• Your goal: What follows is a listing. Return every line of it exactly.

• Information given:
....................

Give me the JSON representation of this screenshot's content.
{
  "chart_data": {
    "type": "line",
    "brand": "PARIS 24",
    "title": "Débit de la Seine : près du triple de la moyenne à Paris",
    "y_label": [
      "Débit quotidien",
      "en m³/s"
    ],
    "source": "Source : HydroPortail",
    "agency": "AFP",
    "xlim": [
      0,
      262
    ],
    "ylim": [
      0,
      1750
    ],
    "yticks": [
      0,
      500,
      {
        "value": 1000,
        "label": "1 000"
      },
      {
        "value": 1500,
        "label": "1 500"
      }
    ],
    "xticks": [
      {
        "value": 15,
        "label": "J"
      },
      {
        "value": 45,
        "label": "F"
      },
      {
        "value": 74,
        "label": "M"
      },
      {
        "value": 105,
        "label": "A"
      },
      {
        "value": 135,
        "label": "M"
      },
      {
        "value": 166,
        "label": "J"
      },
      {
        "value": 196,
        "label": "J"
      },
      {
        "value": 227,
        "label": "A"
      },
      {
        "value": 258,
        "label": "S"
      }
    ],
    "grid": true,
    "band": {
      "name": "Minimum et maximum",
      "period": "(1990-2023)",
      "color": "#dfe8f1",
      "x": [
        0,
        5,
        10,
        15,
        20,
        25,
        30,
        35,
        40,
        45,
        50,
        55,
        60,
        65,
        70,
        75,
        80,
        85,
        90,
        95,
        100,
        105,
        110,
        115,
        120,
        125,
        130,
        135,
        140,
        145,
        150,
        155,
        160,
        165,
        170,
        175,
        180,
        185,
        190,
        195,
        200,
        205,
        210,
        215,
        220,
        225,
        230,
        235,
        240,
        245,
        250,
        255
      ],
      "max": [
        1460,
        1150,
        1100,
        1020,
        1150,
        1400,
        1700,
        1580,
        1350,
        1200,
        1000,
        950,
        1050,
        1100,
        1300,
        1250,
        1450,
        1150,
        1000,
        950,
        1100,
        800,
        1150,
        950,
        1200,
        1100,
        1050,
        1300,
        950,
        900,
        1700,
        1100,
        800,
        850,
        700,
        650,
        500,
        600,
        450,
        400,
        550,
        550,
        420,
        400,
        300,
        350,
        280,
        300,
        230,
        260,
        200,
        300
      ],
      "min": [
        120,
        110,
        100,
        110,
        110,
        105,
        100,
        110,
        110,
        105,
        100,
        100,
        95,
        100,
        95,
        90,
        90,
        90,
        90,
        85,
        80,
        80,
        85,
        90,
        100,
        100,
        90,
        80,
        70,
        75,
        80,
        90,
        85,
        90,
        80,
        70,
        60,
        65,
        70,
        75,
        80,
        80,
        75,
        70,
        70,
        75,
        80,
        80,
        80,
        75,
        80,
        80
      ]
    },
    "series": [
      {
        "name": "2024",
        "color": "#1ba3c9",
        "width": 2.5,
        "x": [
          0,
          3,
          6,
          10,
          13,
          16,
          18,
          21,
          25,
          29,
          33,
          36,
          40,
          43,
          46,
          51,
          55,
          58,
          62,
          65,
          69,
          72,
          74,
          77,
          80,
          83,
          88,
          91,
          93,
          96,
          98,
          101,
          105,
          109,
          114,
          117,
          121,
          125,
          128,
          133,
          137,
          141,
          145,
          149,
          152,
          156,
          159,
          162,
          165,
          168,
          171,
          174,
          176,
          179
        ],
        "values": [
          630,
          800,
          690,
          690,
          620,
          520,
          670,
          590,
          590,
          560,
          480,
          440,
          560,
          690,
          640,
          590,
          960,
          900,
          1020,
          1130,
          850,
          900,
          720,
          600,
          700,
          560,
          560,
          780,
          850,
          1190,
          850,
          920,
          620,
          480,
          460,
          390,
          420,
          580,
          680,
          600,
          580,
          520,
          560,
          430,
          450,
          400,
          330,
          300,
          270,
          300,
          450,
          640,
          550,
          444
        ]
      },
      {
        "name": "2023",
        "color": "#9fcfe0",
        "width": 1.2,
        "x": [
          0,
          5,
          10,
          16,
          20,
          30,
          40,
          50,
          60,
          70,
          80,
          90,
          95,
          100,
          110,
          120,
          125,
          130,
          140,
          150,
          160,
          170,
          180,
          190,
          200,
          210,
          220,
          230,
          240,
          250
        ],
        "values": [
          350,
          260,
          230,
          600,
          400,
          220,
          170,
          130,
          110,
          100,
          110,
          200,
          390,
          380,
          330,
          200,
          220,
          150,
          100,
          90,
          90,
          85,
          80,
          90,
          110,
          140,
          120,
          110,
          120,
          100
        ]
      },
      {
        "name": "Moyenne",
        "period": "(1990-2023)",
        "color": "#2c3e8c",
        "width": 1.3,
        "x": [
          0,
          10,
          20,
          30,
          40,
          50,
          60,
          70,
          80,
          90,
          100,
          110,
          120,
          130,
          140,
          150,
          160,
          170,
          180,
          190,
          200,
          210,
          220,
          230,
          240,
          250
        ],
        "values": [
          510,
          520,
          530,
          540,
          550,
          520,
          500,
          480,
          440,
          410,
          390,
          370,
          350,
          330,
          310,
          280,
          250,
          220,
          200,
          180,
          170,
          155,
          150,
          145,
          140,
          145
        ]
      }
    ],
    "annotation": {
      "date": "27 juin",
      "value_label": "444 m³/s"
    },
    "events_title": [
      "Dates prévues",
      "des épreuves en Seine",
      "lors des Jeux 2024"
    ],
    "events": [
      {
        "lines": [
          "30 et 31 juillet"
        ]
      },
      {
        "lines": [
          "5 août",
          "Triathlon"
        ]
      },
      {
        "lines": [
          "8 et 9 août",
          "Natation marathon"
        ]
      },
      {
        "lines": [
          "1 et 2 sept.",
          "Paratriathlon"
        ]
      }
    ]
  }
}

....................

• Exercise response:
Give me the JSON representation of this screenshot's content.
{
  "chart_data": {
    "type": "line",
    "brand": "PARIS 24",
    "title": "Débit de la Seine : près du triple de la moyenne à Paris",
    "y_label": [
      "Débit quotidien",
      "en m³/s"
    ],
    "source": "Source : HydroPortail",
    "agency": "AFP",
    "xlim": [
      0,
      262
    ],
    "ylim": [
      0,
      1750
    ],
    "yticks": [
      0,
      500,
      {
        "value": 1000,
        "label": "1 000"
      },
      {
        "value": 1500,
        "label": "1 500"
      }
    ],
    "xticks": [
      {
        "value": 15,
        "label": "J"
      },
      {
        "value": 45,
        "label": "F"
      },
      {
        "value": 74,
        "label": "M"
      },
      {
        "value": 105,
        "label": "A"
      },
      {
        "value": 135,
        "label": "M"
      },
      {
        "value": 166,
        "label": "J"
      },
      {
        "value": 196,
        "label": "J"
      },
      {
        "value": 227,
        "label": "A"
      },
      {
        "value": 258,
        "label": "S"
      }
    ],
    "grid": true,
    "band": {
      "name": "Minimum et maximum",
      "period": "(1990-2023)",
      "color": "#dfe8f1",
      "x": [
        0,
        5,
        10,
        15,
        20,
        25,
        30,
        35,
        40,
        45,
        50,
        55,
        60,
        65,
        70,
        75,
        80,
        85,
        90,
        95,
        100,
        105,
        110,
        115,
        120,
        125,
        130,
        135,
        140,
        145,
        150,
        155,
        160,
        165,
        170,
        175,
        180,
        185,
        190,
        195,
        200,
        205,
        210,
        215,
        220,
        225,
        230,
        235,
        240,
        245,
        250,
        255
      ],
      "max": [
        1460,
        1150,
        1100,
        1020,
        1150,
        1400,
        1700,
        1580,
        1350,
        1200,
        1000,
        950,
        1050,
        1100,
        1300,
        1250,
        1450,
        1150,
        1000,
        950,
        1100,
        800,
        1150,
        950,
        1200,
        1100,
        1050,
        1300,
        950,
        900,
        1700,
        1100,
        800,
        850,
        700,
        650,
        500,
        600,
        450,
        400,
        550,
        550,
        420,
        400,
        300,
        350,
        280,
        300,
        230,
        260,
        200,
        300
      ],
      "min": [
        120,
        110,
        100,
        110,
        110,
        105,
        100,
        110,
        110,
        105,
        100,
        100,
        95,
        100,
        95,
        90,
        90,
        90,
        90,
        85,
        80,
        80,
        85,
        90,
        100,
        100,
        90,
        80,
        70,
        75,
        80,
        90,
        85,
        90,
        80,
        70,
        60,
        65,
        70,
        75,
        80,
        80,
        75,
        70,
        70,
        75,
        80,
        80,
        80,
        75,
        80,
        80
      ]
    },
    "series": [
      {
        "name": "2024",
        "color": "#1ba3c9",
        "width": 2.5,
        "x": [
          0,
          3,
          6,
          10,
          13,
          16,
          18,
          21,
          25,
          29,
          33,
          36,
          40,
          43,
          46,
          51,
          55,
          58,
          62,
          65,
          69,
          72,
          74,
          77,
          80,
          83,
          88,
          91,
          93,
          96,
          98,
          101,
          105,
          109,
          114,
          117,
          121,
          125,
          128,
          133,
          137,
          141,
          145,
          149,
          152,
          156,
          159,
          162,
          165,
          168,
          171,
          174,
          176,
          179
        ],
        "values": [
          630,
          800,
          690,
          690,
          620,
          520,
          670,
          590,
          590,
          560,
          480,
          440,
          560,
          690,
          640,
          590,
          960,
          900,
          1020,
          1130,
          850,
          900,
          720,
          600,
          700,
          560,
          560,
          780,
          850,
          1190,
          850,
          920,
          620,
          480,
          460,
          390,
          420,
          580,
          680,
          600,
          580,
          520,
          560,
          430,
          450,
          400,
          330,
          300,
          270,
          300,
          450,
          640,
          550,
          444
        ]
      },
      {
        "name": "2023",
        "color": "#9fcfe0",
        "width": 1.2,
        "x": [
          0,
          5,
          10,
          16,
          20,
          30,
          40,
          50,
          60,
          70,
          80,
          90,
          95,
          100,
          110,
          120,
          125,
          130,
          140,
          150,
          160,
          170,
          180,
          190,
          200,
          210,
          220,
          230,
          240,
          250
        ],
        "values": [
          350,
          260,
          230,
          600,
          400,
          220,
          170,
          130,
          110,
          100,
          110,
          200,
          390,
          380,
          330,
          200,
          220,
          150,
          100,
          90,
          90,
          85,
          80,
          90,
          110,
          140,
          120,
          110,
          120,
          100
        ]
      },
      {
        "name": "Moyenne",
        "period": "(1990-2023)",
        "color": "#2c3e8c",
        "width": 1.3,
        "x": [
          0,
          10,
          20,
          30,
          40,
          50,
          60,
          70,
          80,
          90,
          100,
          110,
          120,
          130,
          140,
          150,
          160,
          170,
          180,
          190,
          200,
          210,
          220,
          230,
          240,
          250
        ],
        "values": [
          510,
          520,
          530,
          540,
          550,
          520,
          500,
          480,
          440,
          410,
          390,
          370,
          350,
          330,
          310,
          280,
          250,
          220,
          200,
          180,
          170,
          155,
          150,
          145,
          140,
          145
        ]
      }
    ],
    "annotation": {
      "date": "27 juin",
      "value_label": "444 m³/s"
    },
    "events_title": [
      "Dates prévues",
      "des épreuves en Seine",
      "lors des Jeux 2024"
    ],
    "events": [
      {
        "lines": [
          "30 et 31 juillet"
        ]
      },
      {
        "lines": [
          "5 août",
          "Triathlon"
        ]
      },
      {
        "lines": [
          "8 et 9 août",
          "Natation marathon"
        ]
      },
      {
        "lines": [
          "1 et 2 sept.",
          "Paratriathlon"
        ]
      }
    ]
  }
}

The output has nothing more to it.